**The request**
Output the data exactly, with every line intact.

**Supplied information**
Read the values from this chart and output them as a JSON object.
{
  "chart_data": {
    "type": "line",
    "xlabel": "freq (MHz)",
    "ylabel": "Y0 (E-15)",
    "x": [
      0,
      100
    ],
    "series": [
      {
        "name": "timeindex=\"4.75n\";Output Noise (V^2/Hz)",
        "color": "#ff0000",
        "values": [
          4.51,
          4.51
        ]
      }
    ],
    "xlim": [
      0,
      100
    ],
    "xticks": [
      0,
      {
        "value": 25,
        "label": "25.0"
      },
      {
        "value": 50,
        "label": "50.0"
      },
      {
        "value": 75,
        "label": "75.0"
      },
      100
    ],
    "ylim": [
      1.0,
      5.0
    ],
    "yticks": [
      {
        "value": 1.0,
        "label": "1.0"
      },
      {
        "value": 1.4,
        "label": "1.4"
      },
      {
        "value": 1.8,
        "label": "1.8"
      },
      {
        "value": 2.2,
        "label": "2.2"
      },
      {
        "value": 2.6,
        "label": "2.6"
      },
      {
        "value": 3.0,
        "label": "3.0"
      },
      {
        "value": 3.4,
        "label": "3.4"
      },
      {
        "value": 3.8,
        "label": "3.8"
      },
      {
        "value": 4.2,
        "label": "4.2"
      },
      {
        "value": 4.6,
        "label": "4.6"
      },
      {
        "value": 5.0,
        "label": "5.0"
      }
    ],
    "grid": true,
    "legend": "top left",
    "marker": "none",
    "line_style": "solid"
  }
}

**Reply**
Read the values from this chart and output them as a JSON object.
{
  "chart_data": {
    "type": "line",
    "xlabel": "freq (MHz)",
    "ylabel": "Y0 (E-15)",
    "x": [
      0,
      100
    ],
    "series": [
      {
        "name": "timeindex=\"4.75n\";Output Noise (V^2/Hz)",
        "color": "#ff0000",
        "values": [
          4.51,
          4.51
        ]
      }
    ],
    "xlim": [
      0,
      100
    ],
    "xticks": [
      0,
      {
        "value": 25,
        "label": "25.0"
      },
      {
        "value": 50,
        "label": "50.0"
      },
      {
        "value": 75,
        "label": "75.0"
      },
      100
    ],
    "ylim": [
      1.0,
      5.0
    ],
    "yticks": [
      {
        "value": 1.0,
        "label": "1.0"
      },
      {
        "value": 1.4,
        "label": "1.4"
      },
      {
        "value": 1.8,
        "label": "1.8"
      },
      {
        "value": 2.2,
        "label": "2.2"
      },
      {
        "value": 2.6,
        "label": "2.6"
      },
      {
        "value": 3.0,
        "label": "3.0"
      },
      {
        "value": 3.4,
        "label": "3.4"
      },
      {
        "value": 3.8,
        "label": "3.8"
      },
      {
        "value": 4.2,
        "label": "4.2"
      },
      {
        "value": 4.6,
        "label": "4.6"
      },
      {
        "value": 5.0,
        "label": "5.0"
      }
    ],
    "grid": true,
    "legend": "top left",
    "marker": "none",
    "line_style": "solid"
  }
}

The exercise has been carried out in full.